→ **Source records**:

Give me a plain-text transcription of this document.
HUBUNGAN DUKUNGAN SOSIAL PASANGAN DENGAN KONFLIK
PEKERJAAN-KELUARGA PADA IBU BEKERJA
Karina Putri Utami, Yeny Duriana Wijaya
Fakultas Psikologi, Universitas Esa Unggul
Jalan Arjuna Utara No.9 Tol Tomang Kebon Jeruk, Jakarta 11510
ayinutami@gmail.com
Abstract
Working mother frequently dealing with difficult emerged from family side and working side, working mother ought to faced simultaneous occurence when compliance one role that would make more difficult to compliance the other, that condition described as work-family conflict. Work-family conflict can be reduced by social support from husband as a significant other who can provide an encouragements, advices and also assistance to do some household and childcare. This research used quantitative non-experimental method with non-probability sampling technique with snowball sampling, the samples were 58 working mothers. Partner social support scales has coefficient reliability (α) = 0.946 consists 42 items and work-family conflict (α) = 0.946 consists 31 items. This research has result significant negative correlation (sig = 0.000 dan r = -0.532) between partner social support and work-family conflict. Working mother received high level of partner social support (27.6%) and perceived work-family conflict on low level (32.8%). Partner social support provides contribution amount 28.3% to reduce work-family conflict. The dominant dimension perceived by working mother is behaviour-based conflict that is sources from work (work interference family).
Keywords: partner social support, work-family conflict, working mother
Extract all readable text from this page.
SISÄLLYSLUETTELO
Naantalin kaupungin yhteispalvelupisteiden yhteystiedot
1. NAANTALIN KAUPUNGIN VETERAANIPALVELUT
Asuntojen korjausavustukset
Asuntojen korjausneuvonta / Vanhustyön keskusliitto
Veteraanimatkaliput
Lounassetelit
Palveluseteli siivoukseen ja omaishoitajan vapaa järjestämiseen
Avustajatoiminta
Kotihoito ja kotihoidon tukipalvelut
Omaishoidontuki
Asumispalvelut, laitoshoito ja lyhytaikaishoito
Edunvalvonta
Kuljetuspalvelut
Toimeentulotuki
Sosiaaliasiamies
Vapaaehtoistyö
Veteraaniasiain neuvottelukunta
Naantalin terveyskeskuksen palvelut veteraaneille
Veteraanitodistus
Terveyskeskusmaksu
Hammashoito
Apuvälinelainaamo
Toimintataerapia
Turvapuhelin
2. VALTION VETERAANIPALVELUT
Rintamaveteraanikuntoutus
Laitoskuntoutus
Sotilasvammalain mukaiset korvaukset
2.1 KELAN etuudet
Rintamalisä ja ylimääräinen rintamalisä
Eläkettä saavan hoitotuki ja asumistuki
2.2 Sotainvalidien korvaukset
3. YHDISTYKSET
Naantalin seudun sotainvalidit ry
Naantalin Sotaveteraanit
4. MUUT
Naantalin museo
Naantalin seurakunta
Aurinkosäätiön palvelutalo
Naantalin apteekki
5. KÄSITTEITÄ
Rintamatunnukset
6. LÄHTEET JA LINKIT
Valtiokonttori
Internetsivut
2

→ **Goal**: Where a line in the entries holds "mother", copy that line.

→ **Solved problem**:
Working mother frequently dealing with difficult emerged from family side and working side, working mother ought to faced simultaneous occurence when compliance one role that would make more difficult to compliance the other, that condition described as work-family conflict. Work-family conflict can be reduced by social support from husband as a significant other who can provide an encouragements, advices and also assistance to do some household and childcare. This research used quantitative non-experimental method with non-probability sampling technique with snowball sampling, the samples were 58 working mothers. Partner social support scales has coefficient reliability (α) = 0.946 consists 42 items and work-family conflict (α) = 0.946 consists 31 items. This research has result significant negative correlation (sig = 0.000 dan r = -0.532) between partner social support and work-family conflict. Working mother received high level of partner social support (27.6%) and perceived work-family conflict on low level (32.8%). Partner social support provides contribution amount 28.3% to reduce work-family conflict. The dominant dimension perceived by working mother is behaviour-based conflict that is sources from work (work interference family).
Keywords: partner social support, work-family conflict, working mother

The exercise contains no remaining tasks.